____ Records shown

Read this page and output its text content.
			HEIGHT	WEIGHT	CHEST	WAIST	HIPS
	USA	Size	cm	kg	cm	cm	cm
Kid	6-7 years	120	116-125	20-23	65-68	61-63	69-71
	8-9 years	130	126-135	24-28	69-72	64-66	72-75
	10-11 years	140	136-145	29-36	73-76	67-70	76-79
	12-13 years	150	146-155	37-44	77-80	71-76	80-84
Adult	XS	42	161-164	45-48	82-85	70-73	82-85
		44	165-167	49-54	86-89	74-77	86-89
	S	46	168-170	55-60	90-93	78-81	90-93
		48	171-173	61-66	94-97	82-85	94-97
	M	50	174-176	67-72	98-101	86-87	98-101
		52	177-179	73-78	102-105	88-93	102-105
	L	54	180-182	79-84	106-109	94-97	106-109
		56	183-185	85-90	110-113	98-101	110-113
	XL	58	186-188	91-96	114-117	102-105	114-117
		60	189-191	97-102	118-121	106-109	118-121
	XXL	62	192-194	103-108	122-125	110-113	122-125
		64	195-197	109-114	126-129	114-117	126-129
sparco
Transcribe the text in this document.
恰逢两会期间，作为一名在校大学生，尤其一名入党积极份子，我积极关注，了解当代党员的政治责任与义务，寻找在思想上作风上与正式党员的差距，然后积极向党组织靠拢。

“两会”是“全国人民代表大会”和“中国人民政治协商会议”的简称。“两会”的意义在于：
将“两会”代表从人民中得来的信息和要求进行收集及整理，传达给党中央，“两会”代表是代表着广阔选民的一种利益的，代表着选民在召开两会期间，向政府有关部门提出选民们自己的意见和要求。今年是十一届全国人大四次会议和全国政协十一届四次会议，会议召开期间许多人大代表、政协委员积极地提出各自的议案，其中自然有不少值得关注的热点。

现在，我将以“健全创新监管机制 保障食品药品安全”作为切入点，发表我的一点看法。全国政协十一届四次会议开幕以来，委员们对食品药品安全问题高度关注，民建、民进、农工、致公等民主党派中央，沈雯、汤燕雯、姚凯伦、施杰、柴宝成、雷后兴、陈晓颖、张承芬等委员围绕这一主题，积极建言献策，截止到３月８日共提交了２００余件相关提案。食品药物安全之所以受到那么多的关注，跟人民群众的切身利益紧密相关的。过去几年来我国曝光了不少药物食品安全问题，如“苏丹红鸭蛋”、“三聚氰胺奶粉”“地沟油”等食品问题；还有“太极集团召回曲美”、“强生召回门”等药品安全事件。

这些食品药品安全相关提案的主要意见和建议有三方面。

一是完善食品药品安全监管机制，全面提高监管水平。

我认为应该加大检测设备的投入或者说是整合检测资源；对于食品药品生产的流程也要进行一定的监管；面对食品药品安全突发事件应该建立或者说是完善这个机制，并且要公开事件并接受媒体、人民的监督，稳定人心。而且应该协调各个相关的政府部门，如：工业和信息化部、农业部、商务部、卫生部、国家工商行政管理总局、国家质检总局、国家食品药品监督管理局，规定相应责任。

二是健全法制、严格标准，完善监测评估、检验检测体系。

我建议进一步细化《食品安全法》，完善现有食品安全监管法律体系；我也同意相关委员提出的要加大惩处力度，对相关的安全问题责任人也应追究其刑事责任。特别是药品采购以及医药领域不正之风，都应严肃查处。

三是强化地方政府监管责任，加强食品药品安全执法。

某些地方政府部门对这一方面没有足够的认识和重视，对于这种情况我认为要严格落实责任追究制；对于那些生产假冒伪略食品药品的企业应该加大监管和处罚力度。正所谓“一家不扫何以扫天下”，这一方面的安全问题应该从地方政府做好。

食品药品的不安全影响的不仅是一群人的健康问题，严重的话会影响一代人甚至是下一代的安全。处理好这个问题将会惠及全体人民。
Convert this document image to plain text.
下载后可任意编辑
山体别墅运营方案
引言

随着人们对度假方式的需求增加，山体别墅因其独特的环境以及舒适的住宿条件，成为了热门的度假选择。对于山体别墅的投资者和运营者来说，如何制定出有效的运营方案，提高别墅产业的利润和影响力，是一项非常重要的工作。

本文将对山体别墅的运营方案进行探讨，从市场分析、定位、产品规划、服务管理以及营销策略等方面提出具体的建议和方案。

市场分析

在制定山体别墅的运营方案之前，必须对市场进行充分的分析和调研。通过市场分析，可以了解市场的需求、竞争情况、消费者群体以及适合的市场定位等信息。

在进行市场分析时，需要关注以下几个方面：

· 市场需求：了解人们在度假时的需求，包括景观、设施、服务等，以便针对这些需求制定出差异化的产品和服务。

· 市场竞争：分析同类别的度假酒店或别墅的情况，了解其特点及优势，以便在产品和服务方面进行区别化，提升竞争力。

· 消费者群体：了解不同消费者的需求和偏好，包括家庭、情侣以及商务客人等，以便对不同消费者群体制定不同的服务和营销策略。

________

_Work to be completed_
Count each line of the entries that holds the word "text", then state the total and nothing more.

_Response_
3